Dataset records
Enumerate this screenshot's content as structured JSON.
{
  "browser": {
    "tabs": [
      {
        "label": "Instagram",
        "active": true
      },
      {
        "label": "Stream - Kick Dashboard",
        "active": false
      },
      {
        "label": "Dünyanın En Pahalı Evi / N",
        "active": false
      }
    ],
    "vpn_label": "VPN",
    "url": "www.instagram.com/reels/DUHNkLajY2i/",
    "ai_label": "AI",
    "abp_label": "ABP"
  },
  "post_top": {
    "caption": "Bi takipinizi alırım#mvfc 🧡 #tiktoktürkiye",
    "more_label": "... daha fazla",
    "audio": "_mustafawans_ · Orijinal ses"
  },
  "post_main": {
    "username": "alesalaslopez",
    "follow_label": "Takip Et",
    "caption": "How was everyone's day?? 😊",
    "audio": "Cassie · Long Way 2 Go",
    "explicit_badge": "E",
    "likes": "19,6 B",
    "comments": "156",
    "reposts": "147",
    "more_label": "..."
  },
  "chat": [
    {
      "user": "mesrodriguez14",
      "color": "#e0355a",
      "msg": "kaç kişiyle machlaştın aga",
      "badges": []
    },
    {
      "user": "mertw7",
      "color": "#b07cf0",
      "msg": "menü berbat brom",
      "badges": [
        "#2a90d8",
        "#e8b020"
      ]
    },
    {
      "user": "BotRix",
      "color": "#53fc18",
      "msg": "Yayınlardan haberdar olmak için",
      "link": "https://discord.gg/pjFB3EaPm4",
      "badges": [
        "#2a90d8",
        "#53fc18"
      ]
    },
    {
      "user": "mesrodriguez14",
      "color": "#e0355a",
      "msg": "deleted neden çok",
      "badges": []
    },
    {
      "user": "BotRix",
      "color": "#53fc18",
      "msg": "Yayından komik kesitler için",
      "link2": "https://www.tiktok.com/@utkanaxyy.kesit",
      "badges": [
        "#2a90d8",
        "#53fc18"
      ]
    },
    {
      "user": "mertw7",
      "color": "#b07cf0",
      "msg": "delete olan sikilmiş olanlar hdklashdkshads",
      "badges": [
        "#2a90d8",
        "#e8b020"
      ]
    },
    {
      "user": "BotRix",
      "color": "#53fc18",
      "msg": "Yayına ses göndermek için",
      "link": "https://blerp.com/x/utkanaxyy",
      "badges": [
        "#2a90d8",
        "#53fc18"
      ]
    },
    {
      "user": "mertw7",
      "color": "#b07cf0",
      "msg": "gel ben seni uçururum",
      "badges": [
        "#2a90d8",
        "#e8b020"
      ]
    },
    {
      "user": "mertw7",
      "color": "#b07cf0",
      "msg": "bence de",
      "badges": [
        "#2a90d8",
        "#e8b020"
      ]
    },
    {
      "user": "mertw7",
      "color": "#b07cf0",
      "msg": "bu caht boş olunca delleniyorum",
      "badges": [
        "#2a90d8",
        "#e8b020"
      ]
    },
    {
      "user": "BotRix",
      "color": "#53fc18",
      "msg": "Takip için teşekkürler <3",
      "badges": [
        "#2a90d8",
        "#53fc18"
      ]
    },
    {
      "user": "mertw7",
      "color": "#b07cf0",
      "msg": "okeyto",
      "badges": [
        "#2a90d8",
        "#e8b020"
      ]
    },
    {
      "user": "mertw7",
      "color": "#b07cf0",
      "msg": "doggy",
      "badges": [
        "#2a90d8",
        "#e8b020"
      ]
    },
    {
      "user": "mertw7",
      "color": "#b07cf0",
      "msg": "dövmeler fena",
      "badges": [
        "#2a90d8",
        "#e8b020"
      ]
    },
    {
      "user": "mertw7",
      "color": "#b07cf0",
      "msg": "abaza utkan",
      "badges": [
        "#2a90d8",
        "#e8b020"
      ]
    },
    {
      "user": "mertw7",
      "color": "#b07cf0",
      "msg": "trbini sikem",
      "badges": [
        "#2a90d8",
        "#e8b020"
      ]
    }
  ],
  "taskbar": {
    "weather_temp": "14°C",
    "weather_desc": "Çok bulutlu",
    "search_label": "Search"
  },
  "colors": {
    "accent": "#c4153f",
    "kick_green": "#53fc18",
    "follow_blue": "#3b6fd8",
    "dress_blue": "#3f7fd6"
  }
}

__Exercise instructions__: Which lines contain "için"? Copy each of them.

__The reply__:
      "msg": "Yayınlardan haberdar olmak için",
      "msg": "Yayından komik kesitler için",
      "msg": "Yayına ses göndermek için",
      "msg": "Takip için teşekkürler <3",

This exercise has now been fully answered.